Your goal » Give a verbatim copy of the lines below, minus the pictures.

* START *

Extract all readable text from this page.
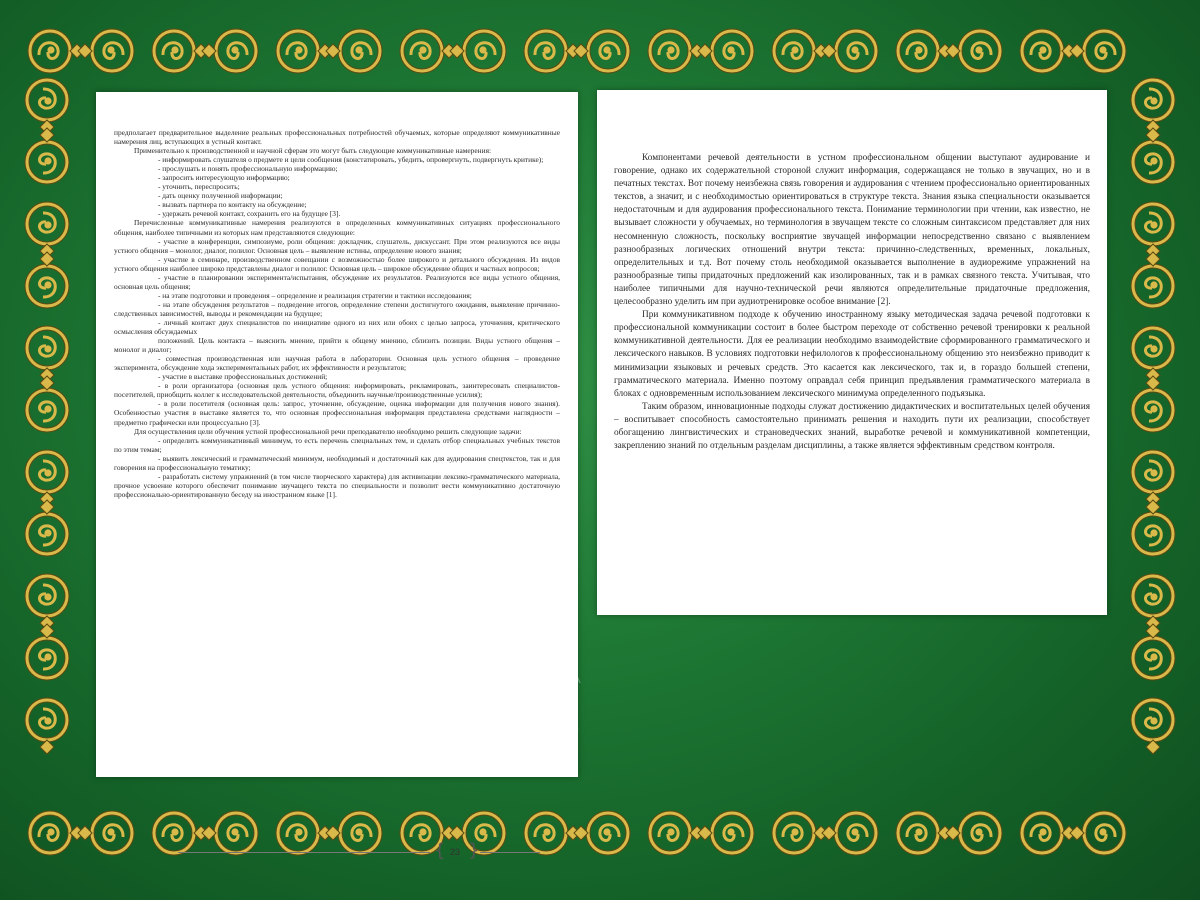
предполагает предварительное выделение реальных профессиональных потребностей обучаемых, которые определяют коммуникативные намерения лиц, вступающих в устный контакт.

Применительно к производственной и научной сферам это могут быть следующие коммуникативные намерения:

- информировать слушателя о предмете и цели сообщения (констатировать, убедить, опровергнуть, подвергнуть критике);

- прослушать и понять профессиональную информацию;

- запросить интересующую информацию;

- уточнить, переспросить;

- дать оценку полученной информации;

- вызвать партнера по контакту на обсуждение;

- удержать речевой контакт, сохранить его на будущее [3].

Перечисленные коммуникативные намерения реализуются в определенных коммуникативных ситуациях профессионального общения, наиболее типичными из которых нам представляются следующие:

- участие в конференции, симпозиуме, роли общения: докладчик, слушатель, дискуссант. При этом реализуются все виды устного общения – монолог, диалог, полилог. Основная цель – выявление истины, определение нового знания;

- участие в семинаре, производственном совещании с возможностью более широкого и детального обсуждения. Из видов устного общения наиболее широко представлены диалог и полилог. Основная цель – широкое обсуждение общих и частных вопросов;

- участие в планировании эксперимента/испытания, обсуждение их результатов. Реализуются все виды устного общения, основная цель общения;

- на этапе подготовки и проведения – определение и реализация стратегии и тактики исследования;

- на этапе обсуждения результатов – подведение итогов, определение степени достигнутого ожидания, выявление причинно-следственных зависимостей, выводы и рекомендации на будущее;

- личный контакт двух специалистов по инициативе одного из них или обоих с целью запроса, уточнения, критического осмысления обсуждаемых

положений. Цель контакта – выяснить мнение, прийти к общему мнению, сблизить позиции. Виды устного общения – монолог и диалог;

- совместная производственная или научная работа в лаборатории. Основная цель устного общения – проведение эксперимента, обсуждение хода экспериментальных работ, их эффективности и результатов;

- участие в выставке профессиональных достижений;

- в роли организатора (основная цель устного общения: информировать, рекламировать, заинтересовать специалистов-посетителей, приобщить коллег к исследовательской деятельности, объединить научные/производственные усилия);

- в роли посетителя (основная цель: запрос, уточнение, обсуждение, оценка информации для получения нового знания). Особенностью участия в выставке является то, что основная профессиональная информация представлена средствами наглядности – предметно графически или процессуально [3].

Для осуществления цели обучения устной профессиональной речи преподавателю необходимо решить следующие задачи:

- определить коммуникативный минимум, то есть перечень специальных тем, и сделать отбор специальных учебных текстов по этим темам;

- выявить лексический и грамматический минимум, необходимый и достаточный как для аудирования спецтекстов, так и для говорения на профессиональную тематику;

- разработать систему упражнений (в том числе творческого характера) для активизации лексико-грамматического материала, прочное усвоение которого обеспечит понимание звучащего текста по специальности и позволит вести коммуникативно достаточную профессионально-ориентированную беседу на иностранном языке [1].

{ 23 }
А
ч
р

Компонентами речевой деятельности в устном профессиональном общении выступают аудирование и говорение, однако их содержательной стороной служит информация, содержащаяся не только в звучащих, но и в печатных текстах. Вот почему неизбежна связь говорения и аудирования с чтением профессионально ориентированных текстов, а значит, и с необходимостью ориентироваться в структуре текста. Знания языка специальности оказывается недостаточным и для аудирования профессионального текста. Понимание терминологии при чтении, как известно, не вызывает сложности у обучаемых, но терминология в звучащем тексте со сложным синтаксисом представляет для них несомненную сложность, поскольку восприятие звучащей информации непосредственно связано с выявлением разнообразных логических отношений внутри текста: причинно-следственных, временных, локальных, определительных и т.д. Вот почему столь необходимой оказывается выполнение в аудиорежиме упражнений на разнообразные типы придаточных предложений как изолированных, так и в рамках связного текста. Учитывая, что наиболее типичными для научно-технической речи являются определительные придаточные предложения, целесообразно уделить им при аудиотренировке особое внимание [2].

При коммуникативном подходе к обучению иностранному языку методическая задача речевой подготовки к профессиональной коммуникации состоит в более быстром переходе от собственно речевой тренировки к реальной коммуникативной деятельности. Для ее реализации необходимо взаимодействие сформированного грамматического и лексического навыков. В условиях подготовки нефилологов к профессиональному общению это неизбежно приводит к минимизации языковых и речевых средств. Это касается как лексического, так и, в гораздо большей степени, грамматического материала. Именно поэтому оправдал себя принцип предъявления грамматического материала в блоках с одновременным использованием лексического минимума определенного подъязыка.

Таким образом, инновационные подходы служат достижению дидактических и воспитательных целей обучения – воспитывает способность самостоятельно принимать решения и находить пути их реализации, способствует обогащению лингвистических и страноведческих знаний, выработке речевой и коммуникативной компетенции, закреплению знаний по отдельным разделам дисциплины, а также является эффективным средством контроля.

* END *

Task solution »
Extract all readable text from this page.
предполагает предварительное выделение реальных профессиональных потребностей обучаемых, которые определяют коммуникативные намерения лиц, вступающих в устный контакт.

Применительно к производственной и научной сферам это могут быть следующие коммуникативные намерения:

- информировать слушателя о предмете и цели сообщения (констатировать, убедить, опровергнуть, подвергнуть критике);

- прослушать и понять профессиональную информацию;

- запросить интересующую информацию;

- уточнить, переспросить;

- дать оценку полученной информации;

- вызвать партнера по контакту на обсуждение;

- удержать речевой контакт, сохранить его на будущее [3].

Перечисленные коммуникативные намерения реализуются в определенных коммуникативных ситуациях профессионального общения, наиболее типичными из которых нам представляются следующие:

- участие в конференции, симпозиуме, роли общения: докладчик, слушатель, дискуссант. При этом реализуются все виды устного общения – монолог, диалог, полилог. Основная цель – выявление истины, определение нового знания;

- участие в семинаре, производственном совещании с возможностью более широкого и детального обсуждения. Из видов устного общения наиболее широко представлены диалог и полилог. Основная цель – широкое обсуждение общих и частных вопросов;

- участие в планировании эксперимента/испытания, обсуждение их результатов. Реализуются все виды устного общения, основная цель общения;

- на этапе подготовки и проведения – определение и реализация стратегии и тактики исследования;

- на этапе обсуждения результатов – подведение итогов, определение степени достигнутого ожидания, выявление причинно-следственных зависимостей, выводы и рекомендации на будущее;

- личный контакт двух специалистов по инициативе одного из них или обоих с целью запроса, уточнения, критического осмысления обсуждаемых

положений. Цель контакта – выяснить мнение, прийти к общему мнению, сблизить позиции. Виды устного общения – монолог и диалог;

- совместная производственная или научная работа в лаборатории. Основная цель устного общения – проведение эксперимента, обсуждение хода экспериментальных работ, их эффективности и результатов;

- участие в выставке профессиональных достижений;

- в роли организатора (основная цель устного общения: информировать, рекламировать, заинтересовать специалистов-посетителей, приобщить коллег к исследовательской деятельности, объединить научные/производственные усилия);

- в роли посетителя (основная цель: запрос, уточнение, обсуждение, оценка информации для получения нового знания). Особенностью участия в выставке является то, что основная профессиональная информация представлена средствами наглядности – предметно графически или процессуально [3].

Для осуществления цели обучения устной профессиональной речи преподавателю необходимо решить следующие задачи:

- определить коммуникативный минимум, то есть перечень специальных тем, и сделать отбор специальных учебных текстов по этим темам;

- выявить лексический и грамматический минимум, необходимый и достаточный как для аудирования спецтекстов, так и для говорения на профессиональную тематику;

- разработать систему упражнений (в том числе творческого характера) для активизации лексико-грамматического материала, прочное усвоение которого обеспечит понимание звучащего текста по специальности и позволит вести коммуникативно достаточную профессионально-ориентированную беседу на иностранном языке [1].

{ 23 }
А
ч
р

Компонентами речевой деятельности в устном профессиональном общении выступают аудирование и говорение, однако их содержательной стороной служит информация, содержащаяся не только в звучащих, но и в печатных текстах. Вот почему неизбежна связь говорения и аудирования с чтением профессионально ориентированных текстов, а значит, и с необходимостью ориентироваться в структуре текста. Знания языка специальности оказывается недостаточным и для аудирования профессионального текста. Понимание терминологии при чтении, как известно, не вызывает сложности у обучаемых, но терминология в звучащем тексте со сложным синтаксисом представляет для них несомненную сложность, поскольку восприятие звучащей информации непосредственно связано с выявлением разнообразных логических отношений внутри текста: причинно-следственных, временных, локальных, определительных и т.д. Вот почему столь необходимой оказывается выполнение в аудиорежиме упражнений на разнообразные типы придаточных предложений как изолированных, так и в рамках связного текста. Учитывая, что наиболее типичными для научно-технической речи являются определительные придаточные предложения, целесообразно уделить им при аудиотренировке особое внимание [2].

При коммуникативном подходе к обучению иностранному языку методическая задача речевой подготовки к профессиональной коммуникации состоит в более быстром переходе от собственно речевой тренировки к реальной коммуникативной деятельности. Для ее реализации необходимо взаимодействие сформированного грамматического и лексического навыков. В условиях подготовки нефилологов к профессиональному общению это неизбежно приводит к минимизации языковых и речевых средств. Это касается как лексического, так и, в гораздо большей степени, грамматического материала. Именно поэтому оправдал себя принцип предъявления грамматического материала в блоках с одновременным использованием лексического минимума определенного подъязыка.

Таким образом, инновационные подходы служат достижению дидактических и воспитательных целей обучения – воспитывает способность самостоятельно принимать решения и находить пути их реализации, способствует обогащению лингвистических и страноведческих знаний, выработке речевой и коммуникативной компетенции, закреплению знаний по отдельным разделам дисциплины, а также является эффективным средством контроля.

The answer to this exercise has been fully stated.